→ Exercise prompt
Scan the lines below for "labels"; report the number of lines that contain it, and only that.

→ Stored rows
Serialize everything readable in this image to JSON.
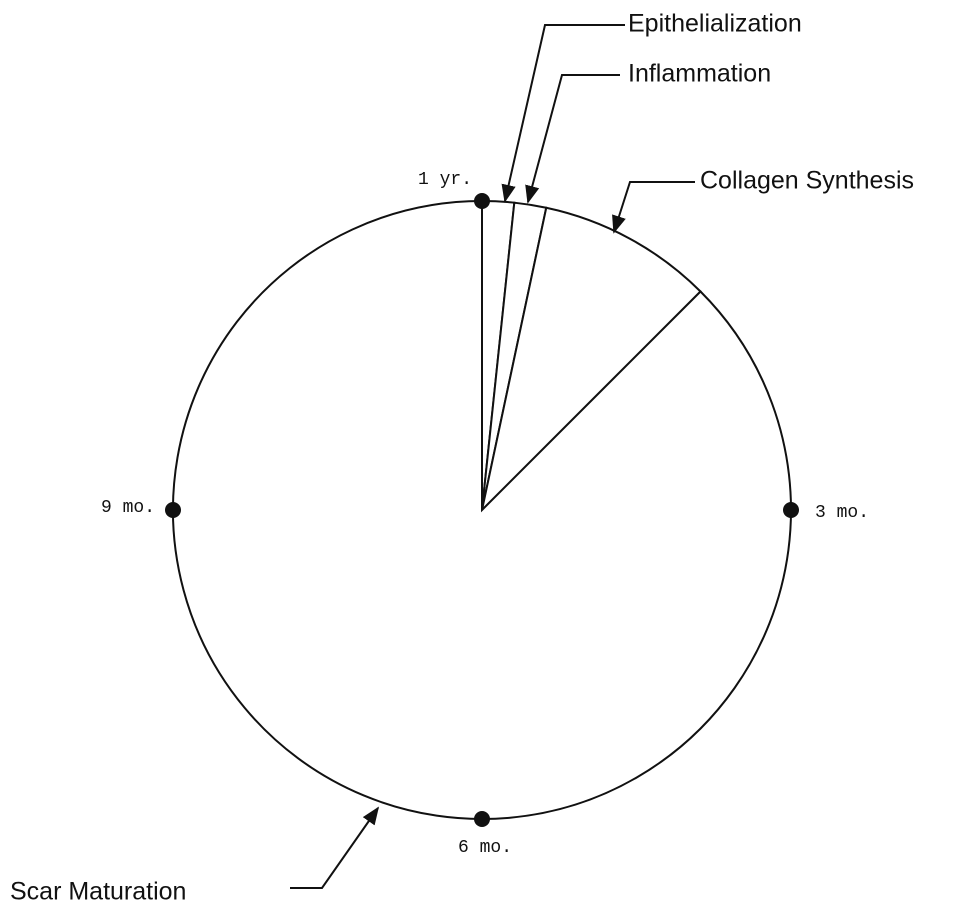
{
  "chart_data": {
    "type": "pie",
    "categories": [
      "Epithelialization",
      "Inflammation",
      "Collagen Synthesis",
      "Scar Maturation"
    ],
    "values": [
      0.2,
      0.2,
      1.1,
      10.5
    ],
    "alim": [
      0,
      12
    ],
    "ticks": [
      {
        "value": 12,
        "label": "1 yr."
      },
      {
        "value": 3,
        "label": "3 mo."
      },
      {
        "value": 6,
        "label": "6 mo."
      },
      {
        "value": 9,
        "label": "9 mo."
      }
    ],
    "color": "#ffffff"
  }
}
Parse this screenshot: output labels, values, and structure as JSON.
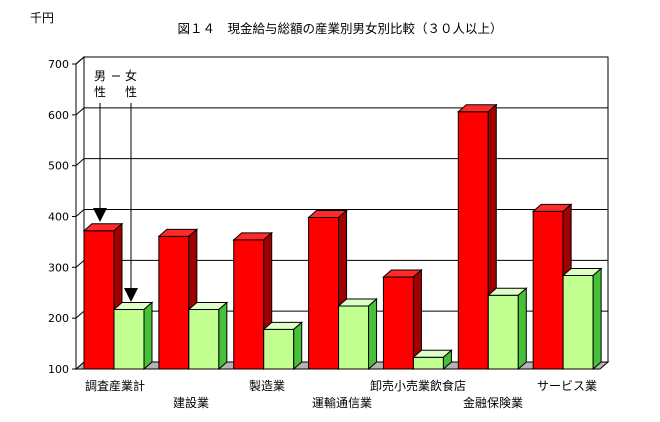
{
  "chart_data": {
    "type": "bar",
    "title": "図１４　現金給与総額の産業別男女別比較（３０人以上）",
    "unit_label": "千円",
    "ylim": [
      100,
      700
    ],
    "yticks": [
      100,
      200,
      300,
      400,
      500,
      600,
      700
    ],
    "grid": true,
    "style": "3d-clustered-bar",
    "categories": [
      "調査産業計",
      "建設業",
      "製造業",
      "運輸通信業",
      "卸売小売業飲食店",
      "金融保険業",
      "サービス業"
    ],
    "series": [
      {
        "name": "男性",
        "color": "#ff0000",
        "values": [
          372,
          361,
          354,
          398,
          281,
          606,
          410
        ]
      },
      {
        "name": "女性",
        "color": "#c0ff90",
        "values": [
          217,
          217,
          178,
          224,
          123,
          245,
          284
        ]
      }
    ],
    "legend": {
      "labels": [
        "男\n性",
        "女\n性"
      ],
      "placement": "top-left, arrows pointing to first category bars"
    }
  }
}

→ Answer to this task
2